# AIM
Below is a block of records; repeat all of them exactly.

###

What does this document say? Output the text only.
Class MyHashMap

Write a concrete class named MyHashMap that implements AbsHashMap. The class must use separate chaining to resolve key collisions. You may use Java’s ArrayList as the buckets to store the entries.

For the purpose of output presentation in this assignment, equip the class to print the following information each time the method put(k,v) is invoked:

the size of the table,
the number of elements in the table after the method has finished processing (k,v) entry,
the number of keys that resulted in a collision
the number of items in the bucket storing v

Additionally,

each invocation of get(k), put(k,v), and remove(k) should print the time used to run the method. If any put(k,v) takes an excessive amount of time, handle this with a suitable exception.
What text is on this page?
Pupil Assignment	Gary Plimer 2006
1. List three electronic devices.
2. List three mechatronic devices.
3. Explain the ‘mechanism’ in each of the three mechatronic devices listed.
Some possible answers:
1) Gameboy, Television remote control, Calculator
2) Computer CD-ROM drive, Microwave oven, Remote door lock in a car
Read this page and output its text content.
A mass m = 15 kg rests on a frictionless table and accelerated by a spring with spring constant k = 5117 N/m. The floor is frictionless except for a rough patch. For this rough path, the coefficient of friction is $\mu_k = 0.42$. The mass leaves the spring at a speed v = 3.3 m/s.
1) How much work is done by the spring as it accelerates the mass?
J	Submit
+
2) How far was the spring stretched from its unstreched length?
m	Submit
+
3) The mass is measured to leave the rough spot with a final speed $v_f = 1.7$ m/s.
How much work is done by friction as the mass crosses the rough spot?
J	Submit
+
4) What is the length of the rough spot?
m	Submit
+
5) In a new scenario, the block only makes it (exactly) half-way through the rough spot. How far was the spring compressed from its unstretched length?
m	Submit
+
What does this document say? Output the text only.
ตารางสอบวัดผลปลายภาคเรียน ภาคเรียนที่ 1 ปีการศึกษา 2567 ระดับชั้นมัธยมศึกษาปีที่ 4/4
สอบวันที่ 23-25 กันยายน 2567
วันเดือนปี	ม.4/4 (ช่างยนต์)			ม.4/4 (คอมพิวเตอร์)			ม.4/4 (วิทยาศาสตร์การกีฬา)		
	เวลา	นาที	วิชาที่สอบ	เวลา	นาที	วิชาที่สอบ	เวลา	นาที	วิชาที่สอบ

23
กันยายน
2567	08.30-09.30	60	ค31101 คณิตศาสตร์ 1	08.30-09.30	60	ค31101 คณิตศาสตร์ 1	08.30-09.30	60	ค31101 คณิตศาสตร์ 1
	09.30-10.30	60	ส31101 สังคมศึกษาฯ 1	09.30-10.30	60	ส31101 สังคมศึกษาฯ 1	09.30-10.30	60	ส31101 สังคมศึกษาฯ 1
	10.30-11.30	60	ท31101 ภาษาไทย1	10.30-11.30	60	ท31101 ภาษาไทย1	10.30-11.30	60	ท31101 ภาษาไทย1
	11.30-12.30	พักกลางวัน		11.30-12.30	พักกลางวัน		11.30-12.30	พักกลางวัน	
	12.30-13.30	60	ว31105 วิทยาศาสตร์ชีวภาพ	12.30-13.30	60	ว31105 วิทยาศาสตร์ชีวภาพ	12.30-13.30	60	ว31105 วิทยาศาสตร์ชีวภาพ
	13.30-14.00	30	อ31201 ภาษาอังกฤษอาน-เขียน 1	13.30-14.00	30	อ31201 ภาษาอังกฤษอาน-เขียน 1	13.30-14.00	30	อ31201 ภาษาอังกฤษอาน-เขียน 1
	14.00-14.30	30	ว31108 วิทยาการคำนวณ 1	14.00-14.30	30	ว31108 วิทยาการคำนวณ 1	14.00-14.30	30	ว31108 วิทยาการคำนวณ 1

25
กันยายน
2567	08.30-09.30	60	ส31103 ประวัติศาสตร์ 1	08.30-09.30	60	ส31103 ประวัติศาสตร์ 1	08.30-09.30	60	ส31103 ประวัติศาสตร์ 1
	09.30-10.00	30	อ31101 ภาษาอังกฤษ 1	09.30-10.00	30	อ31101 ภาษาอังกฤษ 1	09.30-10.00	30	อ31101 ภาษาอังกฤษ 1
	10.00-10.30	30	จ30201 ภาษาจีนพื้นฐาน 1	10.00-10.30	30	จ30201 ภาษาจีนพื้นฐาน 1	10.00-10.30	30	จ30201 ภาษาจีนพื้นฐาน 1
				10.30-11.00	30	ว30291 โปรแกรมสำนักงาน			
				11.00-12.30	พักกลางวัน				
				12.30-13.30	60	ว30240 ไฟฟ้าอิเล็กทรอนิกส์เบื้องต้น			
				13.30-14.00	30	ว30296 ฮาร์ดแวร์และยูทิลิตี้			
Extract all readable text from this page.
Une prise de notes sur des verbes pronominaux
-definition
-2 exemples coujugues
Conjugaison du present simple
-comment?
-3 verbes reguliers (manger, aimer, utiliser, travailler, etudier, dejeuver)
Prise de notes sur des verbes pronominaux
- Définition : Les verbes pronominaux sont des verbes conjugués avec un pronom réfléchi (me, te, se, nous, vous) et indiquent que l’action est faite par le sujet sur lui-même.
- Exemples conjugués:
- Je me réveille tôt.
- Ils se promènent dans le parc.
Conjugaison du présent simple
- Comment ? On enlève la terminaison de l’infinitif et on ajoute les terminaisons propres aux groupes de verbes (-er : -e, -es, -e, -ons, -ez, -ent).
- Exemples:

###

# TASK ANSWER
What does this document say? Output the text only.
Class MyHashMap

Write a concrete class named MyHashMap that implements AbsHashMap. The class must use separate chaining to resolve key collisions. You may use Java’s ArrayList as the buckets to store the entries.

For the purpose of output presentation in this assignment, equip the class to print the following information each time the method put(k,v) is invoked:

the size of the table,
the number of elements in the table after the method has finished processing (k,v) entry,
the number of keys that resulted in a collision
the number of items in the bucket storing v

Additionally,

each invocation of get(k), put(k,v), and remove(k) should print the time used to run the method. If any put(k,v) takes an excessive amount of time, handle this with a suitable exception.
What text is on this page?
Pupil Assignment	Gary Plimer 2006
1. List three electronic devices.
2. List three mechatronic devices.
3. Explain the ‘mechanism’ in each of the three mechatronic devices listed.
Some possible answers:
1) Gameboy, Television remote control, Calculator
2) Computer CD-ROM drive, Microwave oven, Remote door lock in a car
Read this page and output its text content.
A mass m = 15 kg rests on a frictionless table and accelerated by a spring with spring constant k = 5117 N/m. The floor is frictionless except for a rough patch. For this rough path, the coefficient of friction is $\mu_k = 0.42$. The mass leaves the spring at a speed v = 3.3 m/s.
1) How much work is done by the spring as it accelerates the mass?
J	Submit
+
2) How far was the spring stretched from its unstreched length?
m	Submit
+
3) The mass is measured to leave the rough spot with a final speed $v_f = 1.7$ m/s.
How much work is done by friction as the mass crosses the rough spot?
J	Submit
+
4) What is the length of the rough spot?
m	Submit
+
5) In a new scenario, the block only makes it (exactly) half-way through the rough spot. How far was the spring compressed from its unstretched length?
m	Submit
+
What does this document say? Output the text only.
ตารางสอบวัดผลปลายภาคเรียน ภาคเรียนที่ 1 ปีการศึกษา 2567 ระดับชั้นมัธยมศึกษาปีที่ 4/4
สอบวันที่ 23-25 กันยายน 2567
วันเดือนปี	ม.4/4 (ช่างยนต์)			ม.4/4 (คอมพิวเตอร์)			ม.4/4 (วิทยาศาสตร์การกีฬา)		
	เวลา	นาที	วิชาที่สอบ	เวลา	นาที	วิชาที่สอบ	เวลา	นาที	วิชาที่สอบ

23
กันยายน
2567	08.30-09.30	60	ค31101 คณิตศาสตร์ 1	08.30-09.30	60	ค31101 คณิตศาสตร์ 1	08.30-09.30	60	ค31101 คณิตศาสตร์ 1
	09.30-10.30	60	ส31101 สังคมศึกษาฯ 1	09.30-10.30	60	ส31101 สังคมศึกษาฯ 1	09.30-10.30	60	ส31101 สังคมศึกษาฯ 1
	10.30-11.30	60	ท31101 ภาษาไทย1	10.30-11.30	60	ท31101 ภาษาไทย1	10.30-11.30	60	ท31101 ภาษาไทย1
	11.30-12.30	พักกลางวัน		11.30-12.30	พักกลางวัน		11.30-12.30	พักกลางวัน	
	12.30-13.30	60	ว31105 วิทยาศาสตร์ชีวภาพ	12.30-13.30	60	ว31105 วิทยาศาสตร์ชีวภาพ	12.30-13.30	60	ว31105 วิทยาศาสตร์ชีวภาพ
	13.30-14.00	30	อ31201 ภาษาอังกฤษอาน-เขียน 1	13.30-14.00	30	อ31201 ภาษาอังกฤษอาน-เขียน 1	13.30-14.00	30	อ31201 ภาษาอังกฤษอาน-เขียน 1
	14.00-14.30	30	ว31108 วิทยาการคำนวณ 1	14.00-14.30	30	ว31108 วิทยาการคำนวณ 1	14.00-14.30	30	ว31108 วิทยาการคำนวณ 1

25
กันยายน
2567	08.30-09.30	60	ส31103 ประวัติศาสตร์ 1	08.30-09.30	60	ส31103 ประวัติศาสตร์ 1	08.30-09.30	60	ส31103 ประวัติศาสตร์ 1
	09.30-10.00	30	อ31101 ภาษาอังกฤษ 1	09.30-10.00	30	อ31101 ภาษาอังกฤษ 1	09.30-10.00	30	อ31101 ภาษาอังกฤษ 1
	10.00-10.30	30	จ30201 ภาษาจีนพื้นฐาน 1	10.00-10.30	30	จ30201 ภาษาจีนพื้นฐาน 1	10.00-10.30	30	จ30201 ภาษาจีนพื้นฐาน 1
				10.30-11.00	30	ว30291 โปรแกรมสำนักงาน			
				11.00-12.30	พักกลางวัน				
				12.30-13.30	60	ว30240 ไฟฟ้าอิเล็กทรอนิกส์เบื้องต้น			
				13.30-14.00	30	ว30296 ฮาร์ดแวร์และยูทิลิตี้			
Extract all readable text from this page.
Une prise de notes sur des verbes pronominaux
-definition
-2 exemples coujugues
Conjugaison du present simple
-comment?
-3 verbes reguliers (manger, aimer, utiliser, travailler, etudier, dejeuver)
Prise de notes sur des verbes pronominaux
- Définition : Les verbes pronominaux sont des verbes conjugués avec un pronom réfléchi (me, te, se, nous, vous) et indiquent que l’action est faite par le sujet sur lui-même.
- Exemples conjugués:
- Je me réveille tôt.
- Ils se promènent dans le parc.
Conjugaison du présent simple
- Comment ? On enlève la terminaison de l’infinitif et on ajoute les terminaisons propres aux groupes de verbes (-er : -e, -es, -e, -ons, -ez, -ent).
- Exemples:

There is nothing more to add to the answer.